## To do
In the listing below, count each line containing "values" and answer with the count only.

## Data supplied
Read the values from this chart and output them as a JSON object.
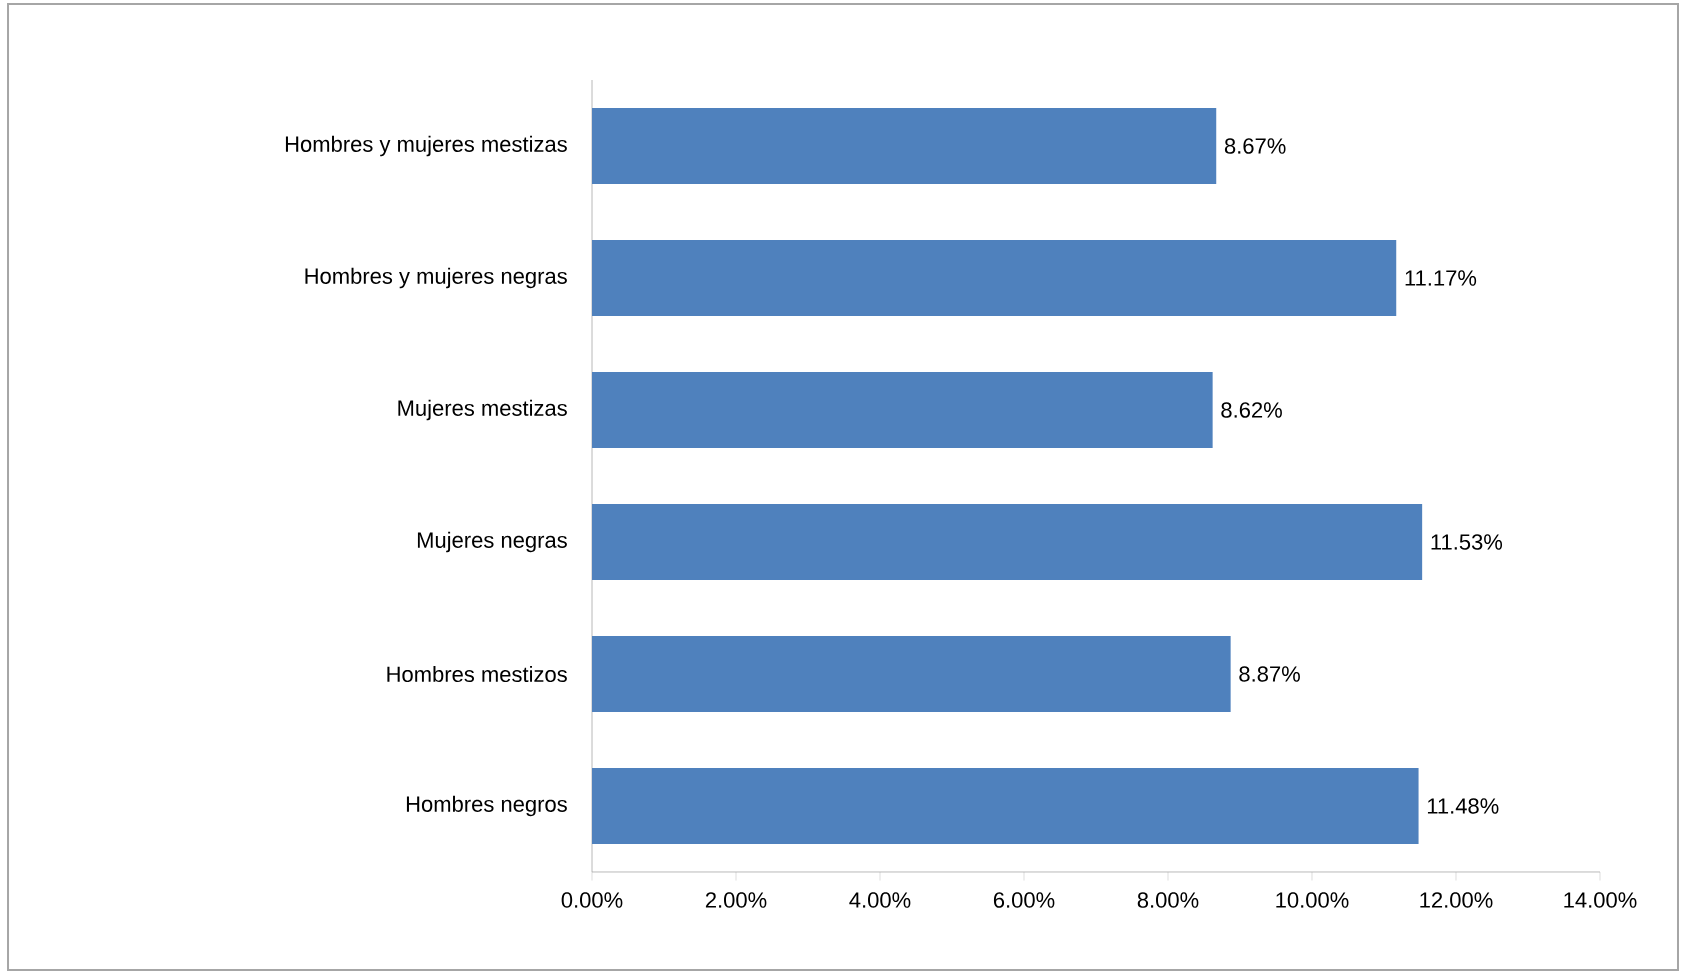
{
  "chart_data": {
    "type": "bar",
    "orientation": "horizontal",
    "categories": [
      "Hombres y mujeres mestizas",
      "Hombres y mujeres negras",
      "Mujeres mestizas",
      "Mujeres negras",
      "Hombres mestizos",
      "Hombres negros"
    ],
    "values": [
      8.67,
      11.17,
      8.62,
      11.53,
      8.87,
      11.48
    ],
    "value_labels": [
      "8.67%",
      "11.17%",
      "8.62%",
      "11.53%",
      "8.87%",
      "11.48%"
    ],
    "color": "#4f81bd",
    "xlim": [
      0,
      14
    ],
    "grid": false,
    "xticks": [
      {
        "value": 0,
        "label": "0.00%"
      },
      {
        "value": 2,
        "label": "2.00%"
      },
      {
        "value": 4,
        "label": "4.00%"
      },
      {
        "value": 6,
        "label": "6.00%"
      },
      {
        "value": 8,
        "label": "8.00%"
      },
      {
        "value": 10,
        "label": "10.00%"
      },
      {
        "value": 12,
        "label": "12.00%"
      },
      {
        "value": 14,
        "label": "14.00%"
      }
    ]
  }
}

## In response
2